Copy the lines below word for word, leaving out the pictures.

────────────────────────────────────────

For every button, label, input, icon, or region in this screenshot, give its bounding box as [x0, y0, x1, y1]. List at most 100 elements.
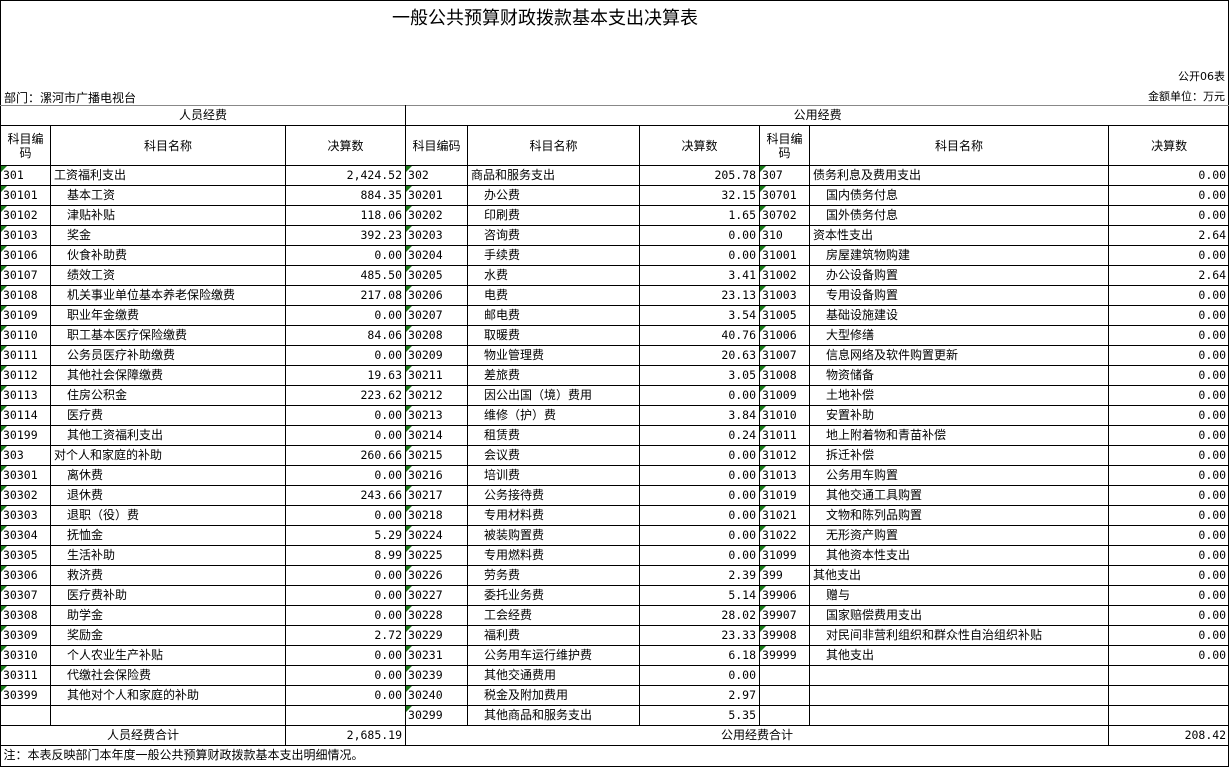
capital-other-code-cell: 31022	[759, 525, 811, 546]
public-total-value: 208.42	[1108, 725, 1229, 746]
personnel-code-cell: 30101	[0, 185, 51, 206]
personnel-value-cell: 0.00	[284, 605, 407, 626]
capital-other-value-cell: 2.64	[1108, 265, 1229, 286]
capital-other-code-cell: 31001	[759, 245, 811, 266]
header-name: 科目名称	[467, 125, 641, 166]
capital-other-value-cell	[1108, 705, 1229, 726]
personnel-value-cell: 0.00	[284, 345, 407, 366]
personnel-name-cell: 工资福利支出	[50, 165, 286, 186]
goods-services-code-cell: 30202	[405, 205, 469, 226]
personnel-value-cell: 260.66	[284, 445, 407, 466]
capital-other-value-cell: 0.00	[1108, 385, 1229, 406]
goods-services-code-cell: 30215	[405, 445, 469, 466]
capital-other-code-cell: 30701	[759, 185, 811, 206]
personnel-name-cell: 医疗费	[50, 405, 286, 426]
table-row: 30302 退休费 243.66 30217 公务接待费 0.00 31019 其他交通工具购…	[0, 485, 1229, 506]
goods-services-name-cell: 租赁费	[467, 425, 641, 446]
table-row: 30303 退职（役）费 0.00 30218 专用材料费 0.00 31021 文物和陈列品…	[0, 505, 1229, 526]
header-code: 科目编码	[405, 125, 469, 166]
capital-other-code-cell: 31009	[759, 385, 811, 406]
goods-services-code-cell: 30216	[405, 465, 469, 486]
personnel-name-cell: 津贴补贴	[50, 205, 286, 226]
goods-services-name-cell: 公务接待费	[467, 485, 641, 506]
goods-services-code-cell: 30207	[405, 305, 469, 326]
personnel-value-cell: 2.72	[284, 625, 407, 646]
capital-other-value-cell: 0.00	[1108, 645, 1229, 666]
personnel-code-cell	[0, 705, 51, 726]
goods-services-code-cell: 30203	[405, 225, 469, 246]
personnel-name-cell: 住房公积金	[50, 385, 286, 406]
form-number: 公开06表	[1178, 70, 1225, 83]
personnel-value-cell: 2,424.52	[284, 165, 407, 186]
goods-services-code-cell: 30204	[405, 245, 469, 266]
goods-services-code-cell: 30239	[405, 665, 469, 686]
goods-services-code-cell: 30226	[405, 565, 469, 586]
goods-services-value-cell: 0.00	[639, 225, 761, 246]
capital-other-value-cell: 0.00	[1108, 205, 1229, 226]
table-row: 30112 其他社会保障缴费 19.63 30211 差旅费 3.05 31008 物资储备 0…	[0, 365, 1229, 386]
capital-other-code-cell: 31006	[759, 325, 811, 346]
goods-services-code-cell: 30224	[405, 525, 469, 546]
personnel-value-cell: 0.00	[284, 405, 407, 426]
goods-services-name-cell: 专用燃料费	[467, 545, 641, 566]
personnel-name-cell: 助学金	[50, 605, 286, 626]
capital-other-code-cell: 31005	[759, 305, 811, 326]
personnel-code-cell: 30108	[0, 285, 51, 306]
goods-services-value-cell: 5.35	[639, 705, 761, 726]
goods-services-code-cell: 30206	[405, 285, 469, 306]
goods-services-name-cell: 差旅费	[467, 365, 641, 386]
capital-other-name-cell: 赠与	[809, 585, 1110, 606]
personnel-code-cell: 30303	[0, 505, 51, 526]
goods-services-value-cell: 0.00	[639, 545, 761, 566]
capital-other-code-cell: 31019	[759, 485, 811, 506]
table-row: 30108 机关事业单位基本养老保险缴费 217.08 30206 电费 23.13 310…	[0, 285, 1229, 306]
capital-other-value-cell: 0.00	[1108, 365, 1229, 386]
capital-other-value-cell: 0.00	[1108, 585, 1229, 606]
personnel-value-cell: 0.00	[284, 685, 407, 706]
personnel-code-cell: 303	[0, 445, 51, 466]
capital-other-value-cell: 0.00	[1108, 245, 1229, 266]
capital-other-value-cell: 0.00	[1108, 625, 1229, 646]
personnel-value-cell: 0.00	[284, 245, 407, 266]
personnel-name-cell: 代缴社会保险费	[50, 665, 286, 686]
personnel-code-cell: 30311	[0, 665, 51, 686]
personnel-code-cell: 30302	[0, 485, 51, 506]
personnel-name-cell: 基本工资	[50, 185, 286, 206]
capital-other-value-cell: 0.00	[1108, 405, 1229, 426]
header-value: 决算数	[284, 125, 407, 166]
capital-other-code-cell: 31012	[759, 445, 811, 466]
header-name: 科目名称	[50, 125, 286, 166]
goods-services-code-cell: 30225	[405, 545, 469, 566]
table-row: 301 工资福利支出 2,424.52 302 商品和服务支出 205.78 307 债务利息…	[0, 165, 1229, 186]
goods-services-value-cell: 0.00	[639, 485, 761, 506]
capital-other-code-cell: 39907	[759, 605, 811, 626]
personnel-code-cell: 30301	[0, 465, 51, 486]
personnel-value-cell: 884.35	[284, 185, 407, 206]
personnel-name-cell: 对个人和家庭的补助	[50, 445, 286, 466]
goods-services-value-cell: 205.78	[639, 165, 761, 186]
goods-services-name-cell: 维修（护）费	[467, 405, 641, 426]
personnel-code-cell: 30310	[0, 645, 51, 666]
goods-services-value-cell: 1.65	[639, 205, 761, 226]
capital-other-name-cell: 其他交通工具购置	[809, 485, 1110, 506]
goods-services-code-cell: 30212	[405, 385, 469, 406]
goods-services-code-cell: 30240	[405, 685, 469, 706]
goods-services-value-cell: 0.24	[639, 425, 761, 446]
personnel-name-cell: 机关事业单位基本养老保险缴费	[50, 285, 286, 306]
table-row: 30307 医疗费补助 0.00 30227 委托业务费 5.14 39906 赠与 0.00	[0, 585, 1229, 606]
personnel-code-cell: 30304	[0, 525, 51, 546]
public-total-label: 公用经费合计	[405, 725, 1110, 746]
table-row: 30111 公务员医疗补助缴费 0.00 30209 物业管理费 20.63 31007 信息…	[0, 345, 1229, 366]
department-label: 部门：漯河市广播电视台	[4, 91, 137, 105]
capital-other-value-cell: 0.00	[1108, 485, 1229, 506]
personnel-code-cell: 30110	[0, 325, 51, 346]
capital-other-code-cell	[759, 665, 811, 686]
table-row: 30102 津贴补贴 118.06 30202 印刷费 1.65 30702 国外债务付息 0.…	[0, 205, 1229, 226]
personnel-value-cell: 0.00	[284, 505, 407, 526]
capital-other-name-cell	[809, 685, 1110, 706]
personnel-code-cell: 30308	[0, 605, 51, 626]
table-row: 30309 奖励金 2.72 30229 福利费 23.33 39908 对民间非营利组织和群…	[0, 625, 1229, 646]
header-name: 科目名称	[809, 125, 1110, 166]
capital-other-name-cell: 其他资本性支出	[809, 545, 1110, 566]
capital-other-name-cell: 地上附着物和青苗补偿	[809, 425, 1110, 446]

────────────────────────────────────────

Exercise result.
For every button, label, input, icon, or region in this screenshot, give its bounding box as [x0, y0, x1, y1]. List at most 100 elements.
capital-other-code-cell: 31022	[759, 525, 811, 546]
public-total-value: 208.42	[1108, 725, 1229, 746]
personnel-code-cell: 30101	[0, 185, 51, 206]
personnel-value-cell: 0.00	[284, 605, 407, 626]
capital-other-value-cell: 2.64	[1108, 265, 1229, 286]
capital-other-code-cell: 31001	[759, 245, 811, 266]
header-name: 科目名称	[467, 125, 641, 166]
capital-other-value-cell	[1108, 705, 1229, 726]
personnel-value-cell: 0.00	[284, 345, 407, 366]
personnel-name-cell: 工资福利支出	[50, 165, 286, 186]
goods-services-code-cell: 30202	[405, 205, 469, 226]
personnel-value-cell: 260.66	[284, 445, 407, 466]
capital-other-value-cell: 0.00	[1108, 385, 1229, 406]
goods-services-code-cell: 30215	[405, 445, 469, 466]
capital-other-code-cell: 30701	[759, 185, 811, 206]
personnel-name-cell: 医疗费	[50, 405, 286, 426]
table-row: 30302 退休费 243.66 30217 公务接待费 0.00 31019 其他交通工具购…	[0, 485, 1229, 506]
goods-services-name-cell: 租赁费	[467, 425, 641, 446]
table-row: 30303 退职（役）费 0.00 30218 专用材料费 0.00 31021 文物和陈列品…	[0, 505, 1229, 526]
header-code: 科目编码	[405, 125, 469, 166]
capital-other-code-cell: 31009	[759, 385, 811, 406]
goods-services-code-cell: 30216	[405, 465, 469, 486]
personnel-name-cell: 津贴补贴	[50, 205, 286, 226]
goods-services-name-cell: 公务接待费	[467, 485, 641, 506]
goods-services-code-cell: 30207	[405, 305, 469, 326]
personnel-value-cell: 2.72	[284, 625, 407, 646]
capital-other-value-cell: 0.00	[1108, 645, 1229, 666]
personnel-code-cell	[0, 705, 51, 726]
goods-services-code-cell: 30203	[405, 225, 469, 246]
personnel-name-cell: 住房公积金	[50, 385, 286, 406]
form-number: 公开06表	[1178, 70, 1225, 83]
personnel-value-cell: 2,424.52	[284, 165, 407, 186]
goods-services-code-cell: 30204	[405, 245, 469, 266]
goods-services-code-cell: 30239	[405, 665, 469, 686]
goods-services-code-cell: 30226	[405, 565, 469, 586]
goods-services-value-cell: 0.00	[639, 225, 761, 246]
capital-other-value-cell: 0.00	[1108, 205, 1229, 226]
table-row: 30112 其他社会保障缴费 19.63 30211 差旅费 3.05 31008 物资储备 0…	[0, 365, 1229, 386]
capital-other-code-cell: 31006	[759, 325, 811, 346]
goods-services-code-cell: 30224	[405, 525, 469, 546]
personnel-value-cell: 0.00	[284, 405, 407, 426]
goods-services-name-cell: 专用燃料费	[467, 545, 641, 566]
personnel-name-cell: 助学金	[50, 605, 286, 626]
capital-other-code-cell: 31005	[759, 305, 811, 326]
personnel-code-cell: 30108	[0, 285, 51, 306]
goods-services-value-cell: 5.35	[639, 705, 761, 726]
goods-services-code-cell: 30206	[405, 285, 469, 306]
goods-services-name-cell: 差旅费	[467, 365, 641, 386]
capital-other-name-cell: 赠与	[809, 585, 1110, 606]
personnel-code-cell: 30303	[0, 505, 51, 526]
goods-services-value-cell: 0.00	[639, 545, 761, 566]
capital-other-code-cell: 31019	[759, 485, 811, 506]
table-row: 30108 机关事业单位基本养老保险缴费 217.08 30206 电费 23.13 310…	[0, 285, 1229, 306]
capital-other-value-cell: 0.00	[1108, 365, 1229, 386]
capital-other-value-cell: 0.00	[1108, 585, 1229, 606]
personnel-value-cell: 0.00	[284, 685, 407, 706]
personnel-code-cell: 303	[0, 445, 51, 466]
capital-other-value-cell: 0.00	[1108, 245, 1229, 266]
capital-other-value-cell: 0.00	[1108, 625, 1229, 646]
personnel-value-cell: 0.00	[284, 245, 407, 266]
personnel-name-cell: 代缴社会保险费	[50, 665, 286, 686]
personnel-code-cell: 30311	[0, 665, 51, 686]
personnel-code-cell: 30302	[0, 485, 51, 506]
personnel-name-cell: 基本工资	[50, 185, 286, 206]
capital-other-value-cell: 0.00	[1108, 405, 1229, 426]
header-value: 决算数	[284, 125, 407, 166]
capital-other-code-cell: 31012	[759, 445, 811, 466]
header-name: 科目名称	[50, 125, 286, 166]
goods-services-code-cell: 30225	[405, 545, 469, 566]
table-row: 301 工资福利支出 2,424.52 302 商品和服务支出 205.78 307 债务利息…	[0, 165, 1229, 186]
goods-services-value-cell: 0.00	[639, 485, 761, 506]
capital-other-code-cell: 39907	[759, 605, 811, 626]
personnel-code-cell: 30301	[0, 465, 51, 486]
personnel-value-cell: 884.35	[284, 185, 407, 206]
personnel-name-cell: 对个人和家庭的补助	[50, 445, 286, 466]
goods-services-value-cell: 205.78	[639, 165, 761, 186]
goods-services-name-cell: 维修（护）费	[467, 405, 641, 426]
personnel-code-cell: 30310	[0, 645, 51, 666]
goods-services-value-cell: 1.65	[639, 205, 761, 226]
capital-other-name-cell: 其他交通工具购置	[809, 485, 1110, 506]
goods-services-code-cell: 30212	[405, 385, 469, 406]
goods-services-code-cell: 30240	[405, 685, 469, 706]
goods-services-value-cell: 0.24	[639, 425, 761, 446]
personnel-name-cell: 机关事业单位基本养老保险缴费	[50, 285, 286, 306]
table-row: 30307 医疗费补助 0.00 30227 委托业务费 5.14 39906 赠与 0.00	[0, 585, 1229, 606]
personnel-code-cell: 30304	[0, 525, 51, 546]
public-total-label: 公用经费合计	[405, 725, 1110, 746]
table-row: 30111 公务员医疗补助缴费 0.00 30209 物业管理费 20.63 31007 信息…	[0, 345, 1229, 366]
department-label: 部门：漯河市广播电视台	[4, 91, 137, 105]
capital-other-value-cell: 0.00	[1108, 485, 1229, 506]
personnel-code-cell: 30110	[0, 325, 51, 346]
capital-other-code-cell	[759, 665, 811, 686]
table-row: 30102 津贴补贴 118.06 30202 印刷费 1.65 30702 国外债务付息 0.…	[0, 205, 1229, 226]
personnel-value-cell: 0.00	[284, 505, 407, 526]
capital-other-name-cell	[809, 685, 1110, 706]
personnel-code-cell: 30308	[0, 605, 51, 626]
table-row: 30309 奖励金 2.72 30229 福利费 23.33 39908 对民间非营利组织和群…	[0, 625, 1229, 646]
header-name: 科目名称	[809, 125, 1110, 166]
capital-other-name-cell: 其他资本性支出	[809, 545, 1110, 566]
capital-other-name-cell: 地上附着物和青苗补偿	[809, 425, 1110, 446]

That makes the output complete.